— BEGIN Records provided —

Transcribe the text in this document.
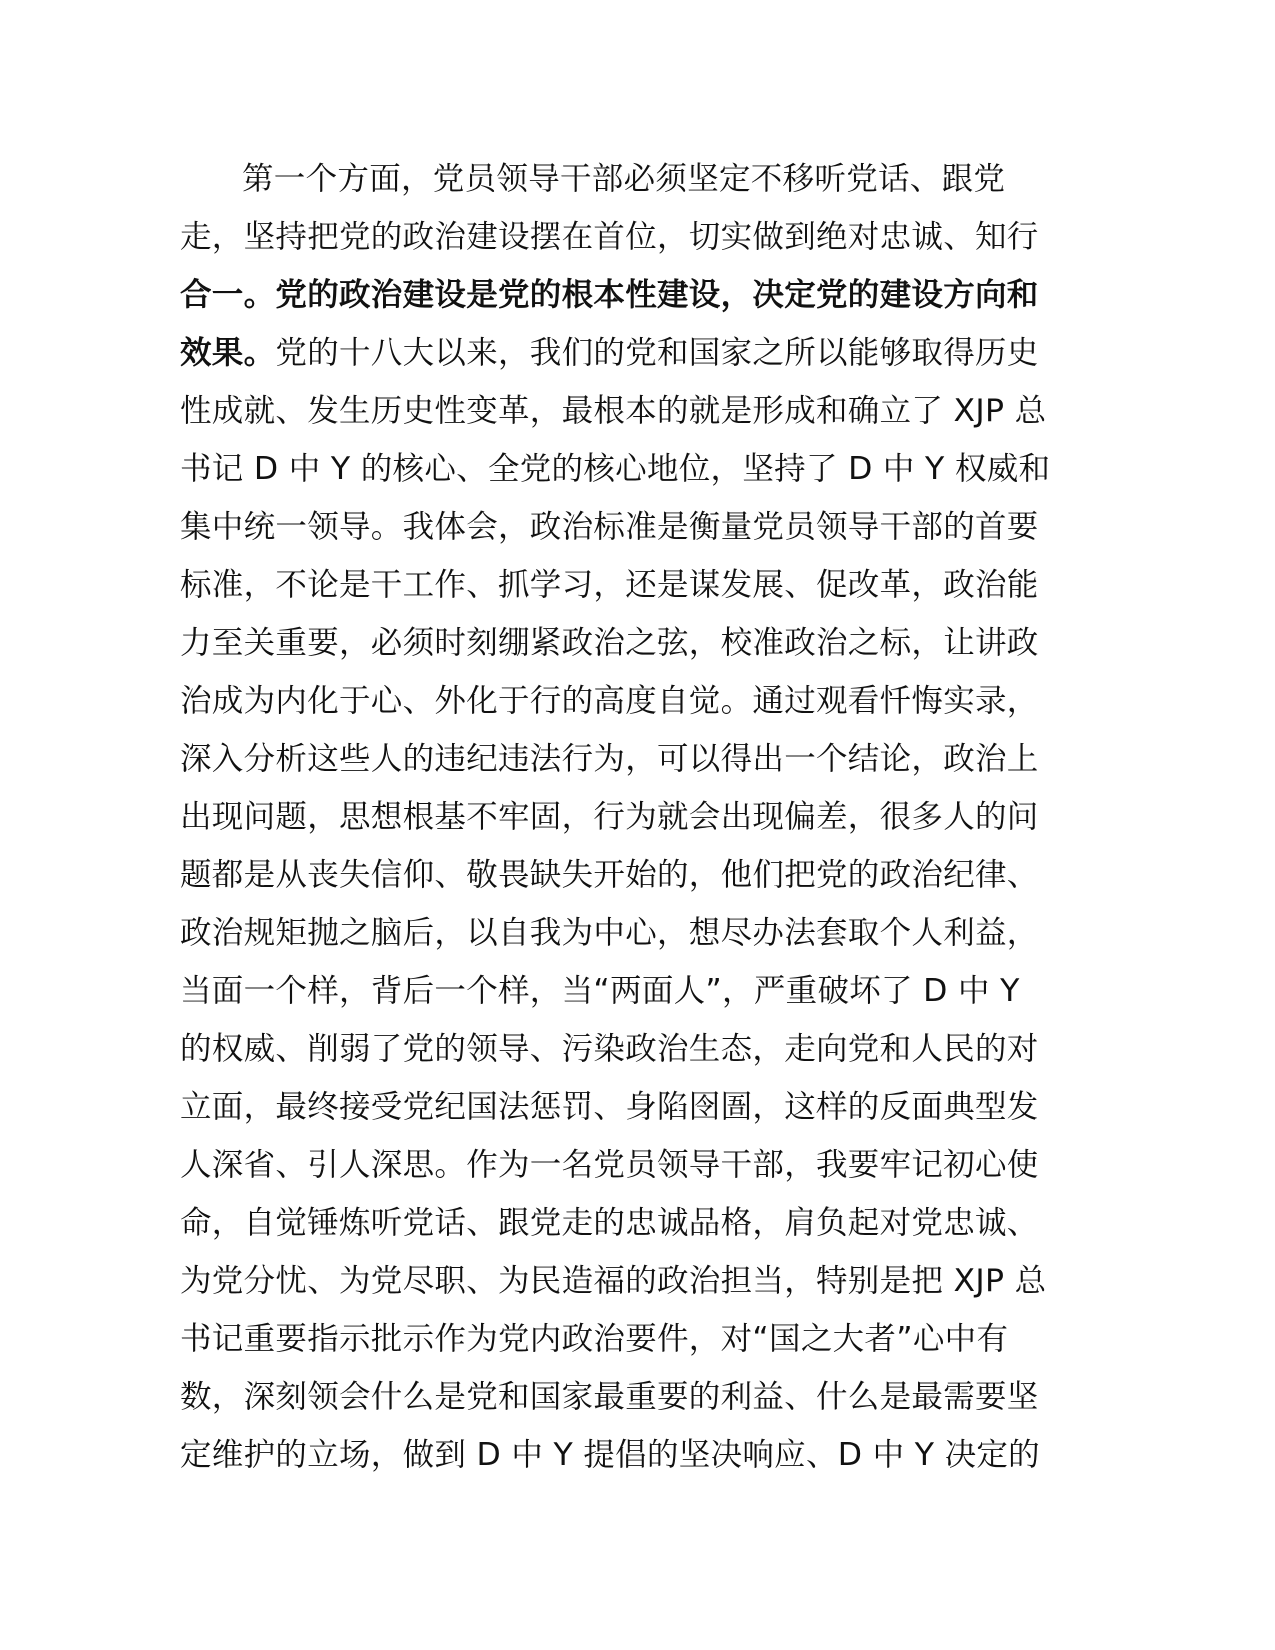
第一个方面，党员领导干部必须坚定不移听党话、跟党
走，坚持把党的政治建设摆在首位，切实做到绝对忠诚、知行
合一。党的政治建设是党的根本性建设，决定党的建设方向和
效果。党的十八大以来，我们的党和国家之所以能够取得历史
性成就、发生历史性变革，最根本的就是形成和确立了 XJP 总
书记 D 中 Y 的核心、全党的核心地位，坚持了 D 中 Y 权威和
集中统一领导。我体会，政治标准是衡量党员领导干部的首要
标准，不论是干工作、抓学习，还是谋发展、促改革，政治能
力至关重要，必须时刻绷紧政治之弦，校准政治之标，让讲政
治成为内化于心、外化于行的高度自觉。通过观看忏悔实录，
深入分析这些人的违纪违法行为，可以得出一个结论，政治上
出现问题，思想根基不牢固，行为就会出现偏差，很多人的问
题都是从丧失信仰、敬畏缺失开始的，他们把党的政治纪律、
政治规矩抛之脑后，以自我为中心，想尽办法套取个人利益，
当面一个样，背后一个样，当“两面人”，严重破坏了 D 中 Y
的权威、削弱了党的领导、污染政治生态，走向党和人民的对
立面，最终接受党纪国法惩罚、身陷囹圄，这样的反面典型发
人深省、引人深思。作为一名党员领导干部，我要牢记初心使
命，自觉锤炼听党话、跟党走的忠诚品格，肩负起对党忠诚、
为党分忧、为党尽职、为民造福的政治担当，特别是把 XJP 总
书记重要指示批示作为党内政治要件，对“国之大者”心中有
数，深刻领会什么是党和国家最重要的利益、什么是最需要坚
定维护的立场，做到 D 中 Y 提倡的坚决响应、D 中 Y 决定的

— END Records provided —
— BEGIN Records provided —

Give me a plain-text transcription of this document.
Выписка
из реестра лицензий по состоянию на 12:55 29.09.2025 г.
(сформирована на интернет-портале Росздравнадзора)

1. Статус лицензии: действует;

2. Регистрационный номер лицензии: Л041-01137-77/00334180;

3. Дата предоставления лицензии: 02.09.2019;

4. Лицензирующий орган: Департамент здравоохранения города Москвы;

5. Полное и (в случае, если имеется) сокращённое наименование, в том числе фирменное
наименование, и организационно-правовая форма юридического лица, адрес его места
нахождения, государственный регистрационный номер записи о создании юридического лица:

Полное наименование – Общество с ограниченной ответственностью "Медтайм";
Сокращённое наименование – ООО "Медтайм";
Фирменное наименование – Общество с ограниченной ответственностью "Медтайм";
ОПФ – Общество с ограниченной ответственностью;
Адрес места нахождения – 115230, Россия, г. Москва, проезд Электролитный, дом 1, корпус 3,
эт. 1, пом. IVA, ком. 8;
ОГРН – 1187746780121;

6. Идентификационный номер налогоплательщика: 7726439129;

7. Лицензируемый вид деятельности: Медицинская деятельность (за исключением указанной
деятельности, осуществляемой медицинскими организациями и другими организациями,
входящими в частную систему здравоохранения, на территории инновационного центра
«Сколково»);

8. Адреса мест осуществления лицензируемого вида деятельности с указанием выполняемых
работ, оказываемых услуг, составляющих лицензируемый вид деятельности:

— END Records provided —
— BEGIN Records provided —

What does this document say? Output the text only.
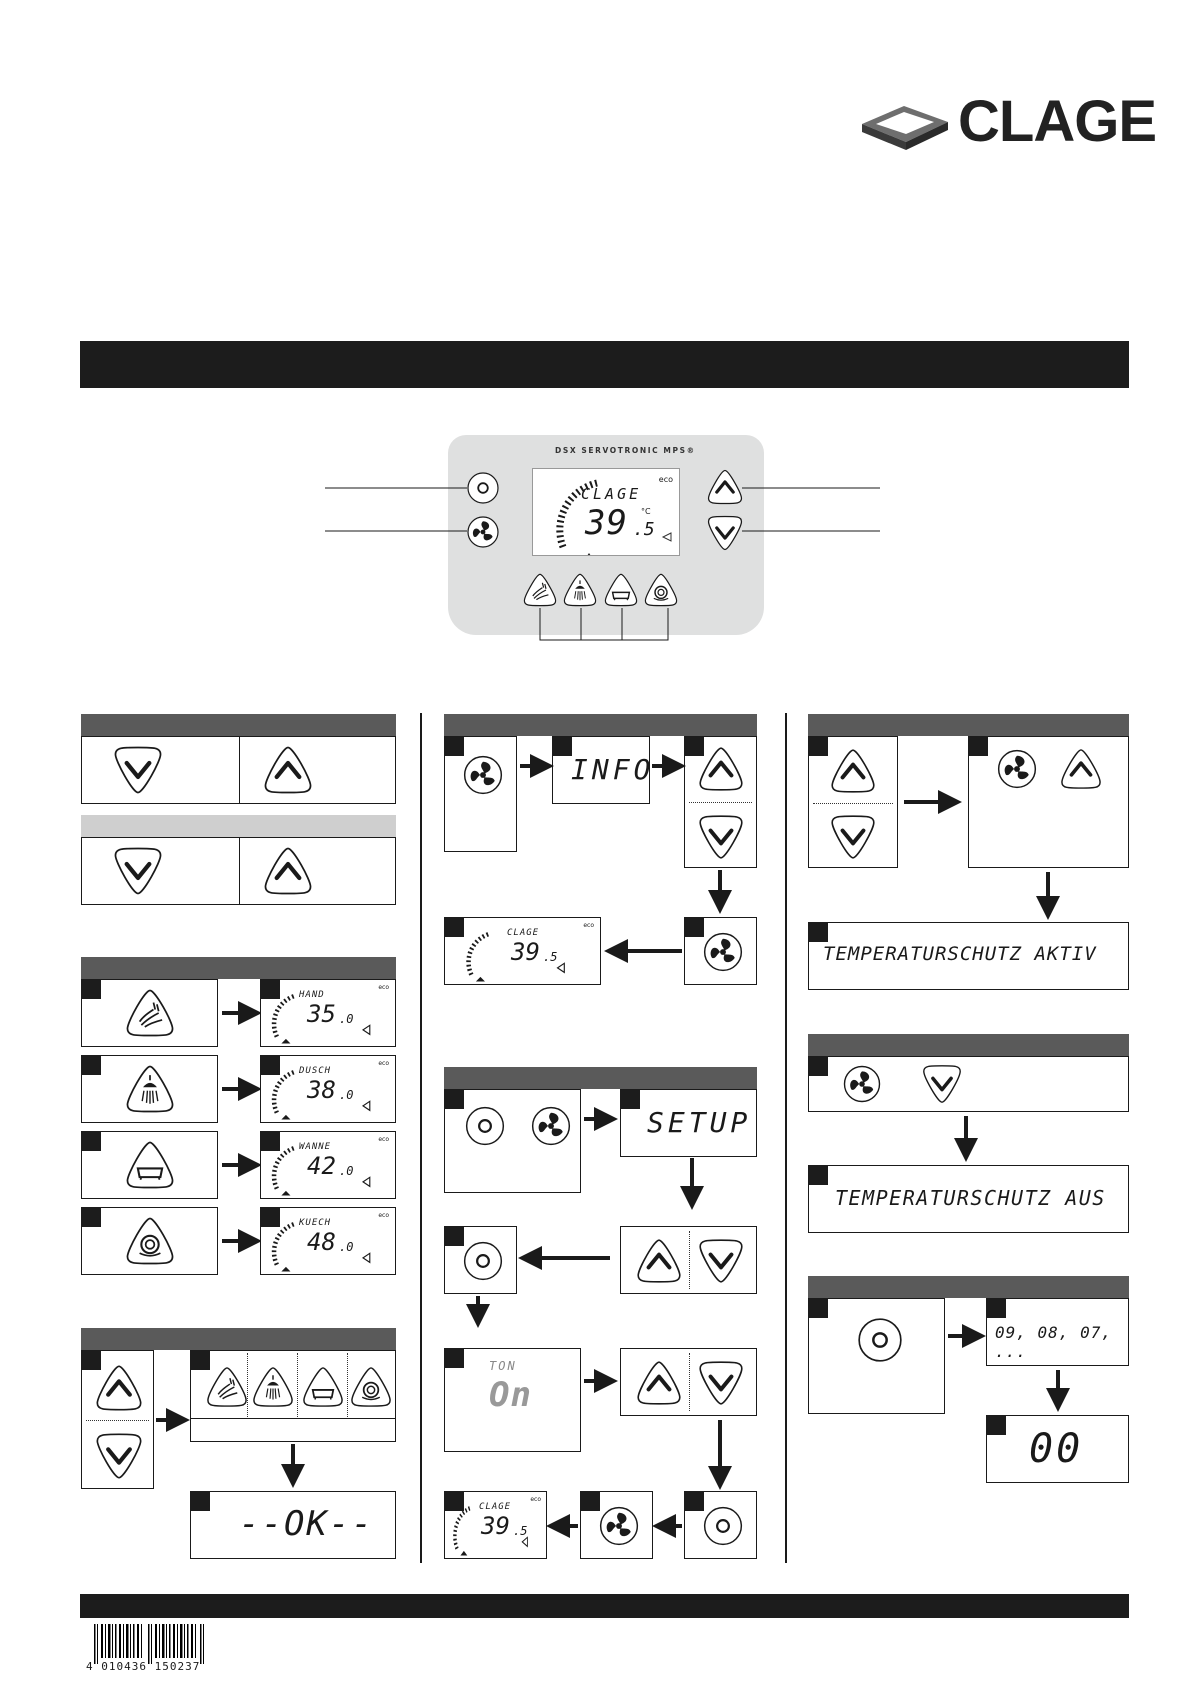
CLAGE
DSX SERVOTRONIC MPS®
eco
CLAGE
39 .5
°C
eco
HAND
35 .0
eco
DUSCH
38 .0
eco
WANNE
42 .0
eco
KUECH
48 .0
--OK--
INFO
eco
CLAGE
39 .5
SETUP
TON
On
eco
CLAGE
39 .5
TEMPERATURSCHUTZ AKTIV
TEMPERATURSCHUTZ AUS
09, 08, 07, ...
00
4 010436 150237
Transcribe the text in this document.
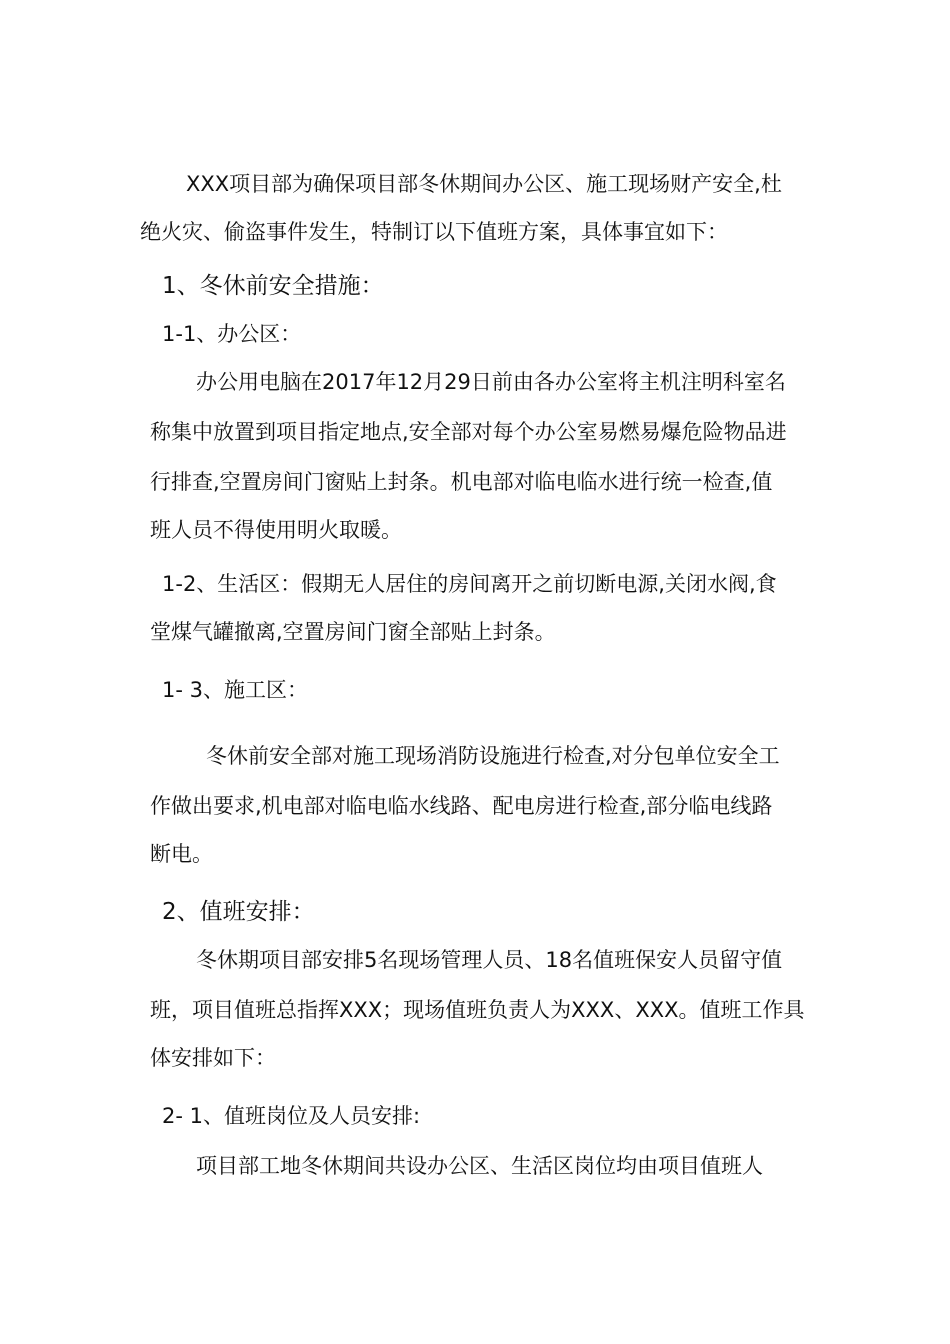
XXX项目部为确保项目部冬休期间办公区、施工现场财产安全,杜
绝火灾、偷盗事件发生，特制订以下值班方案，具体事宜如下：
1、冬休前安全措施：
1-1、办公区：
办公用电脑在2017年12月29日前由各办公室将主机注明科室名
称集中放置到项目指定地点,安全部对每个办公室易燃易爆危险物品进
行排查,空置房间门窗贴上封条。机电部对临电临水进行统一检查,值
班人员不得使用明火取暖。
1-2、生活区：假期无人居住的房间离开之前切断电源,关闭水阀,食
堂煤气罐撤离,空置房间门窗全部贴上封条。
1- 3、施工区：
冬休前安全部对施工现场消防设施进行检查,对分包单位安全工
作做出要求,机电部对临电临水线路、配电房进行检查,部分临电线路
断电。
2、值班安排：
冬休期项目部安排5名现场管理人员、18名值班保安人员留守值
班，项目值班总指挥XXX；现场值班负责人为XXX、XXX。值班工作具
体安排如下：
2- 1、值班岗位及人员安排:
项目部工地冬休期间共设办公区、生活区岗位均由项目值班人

— END Records provided —

Read through the lines above and collect those that contain the string "Медтайм".

- [Finished task]:
Полное наименование – Общество с ограниченной ответственностью "Медтайм";
Сокращённое наименование – ООО "Медтайм";
Фирменное наименование – Общество с ограниченной ответственностью "Медтайм";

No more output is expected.